### Records about charts and figures
────────────────────

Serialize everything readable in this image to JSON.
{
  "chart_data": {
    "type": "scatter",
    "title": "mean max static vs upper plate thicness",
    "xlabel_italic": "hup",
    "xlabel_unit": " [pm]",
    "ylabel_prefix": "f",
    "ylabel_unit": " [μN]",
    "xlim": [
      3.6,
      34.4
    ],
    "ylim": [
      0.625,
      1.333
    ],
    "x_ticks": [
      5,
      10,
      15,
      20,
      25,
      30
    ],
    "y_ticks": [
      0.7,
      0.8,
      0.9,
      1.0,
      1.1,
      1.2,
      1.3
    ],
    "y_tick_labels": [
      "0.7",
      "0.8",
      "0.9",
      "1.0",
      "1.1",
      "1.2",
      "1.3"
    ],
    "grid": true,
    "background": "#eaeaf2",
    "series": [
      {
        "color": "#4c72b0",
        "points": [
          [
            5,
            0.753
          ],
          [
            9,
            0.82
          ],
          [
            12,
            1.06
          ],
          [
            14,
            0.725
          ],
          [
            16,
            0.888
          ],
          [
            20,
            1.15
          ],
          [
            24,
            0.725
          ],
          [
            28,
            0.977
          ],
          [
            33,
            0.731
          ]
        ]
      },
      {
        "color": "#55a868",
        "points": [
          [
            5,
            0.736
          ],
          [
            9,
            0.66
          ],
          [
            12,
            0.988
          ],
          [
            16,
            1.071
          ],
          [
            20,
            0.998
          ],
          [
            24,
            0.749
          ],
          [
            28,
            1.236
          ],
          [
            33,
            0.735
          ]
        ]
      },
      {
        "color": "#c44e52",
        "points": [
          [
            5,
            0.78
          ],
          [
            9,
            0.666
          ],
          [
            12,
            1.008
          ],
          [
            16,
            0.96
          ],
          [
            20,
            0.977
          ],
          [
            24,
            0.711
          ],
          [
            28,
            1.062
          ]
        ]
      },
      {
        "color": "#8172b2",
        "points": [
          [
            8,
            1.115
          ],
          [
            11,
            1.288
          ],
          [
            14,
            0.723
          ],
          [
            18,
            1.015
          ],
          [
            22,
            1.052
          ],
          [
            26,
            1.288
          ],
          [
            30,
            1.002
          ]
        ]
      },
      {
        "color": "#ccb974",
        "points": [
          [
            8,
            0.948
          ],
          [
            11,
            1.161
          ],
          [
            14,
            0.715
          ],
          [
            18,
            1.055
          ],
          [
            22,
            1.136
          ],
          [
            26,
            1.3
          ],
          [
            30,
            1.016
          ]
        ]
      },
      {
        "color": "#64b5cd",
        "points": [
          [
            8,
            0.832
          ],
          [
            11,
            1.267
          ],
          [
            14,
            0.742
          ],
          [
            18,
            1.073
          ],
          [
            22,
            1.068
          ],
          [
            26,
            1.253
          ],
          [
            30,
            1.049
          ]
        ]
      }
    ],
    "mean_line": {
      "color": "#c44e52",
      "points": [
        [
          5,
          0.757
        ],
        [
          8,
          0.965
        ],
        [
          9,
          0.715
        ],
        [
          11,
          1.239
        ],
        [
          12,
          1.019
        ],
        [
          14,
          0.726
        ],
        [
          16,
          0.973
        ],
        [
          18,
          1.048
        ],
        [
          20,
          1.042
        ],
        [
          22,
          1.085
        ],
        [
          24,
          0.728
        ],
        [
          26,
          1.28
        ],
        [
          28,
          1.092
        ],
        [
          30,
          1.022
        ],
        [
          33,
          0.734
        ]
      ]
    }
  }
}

────────────────────

### Aim of the exercise
All lines above with "color" in them should be returned.

### Result for this exercise
        "color": "#4c72b0",
        "color": "#55a868",
        "color": "#c44e52",
        "color": "#8172b2",
        "color": "#ccb974",
        "color": "#64b5cd",
      "color": "#c44e52",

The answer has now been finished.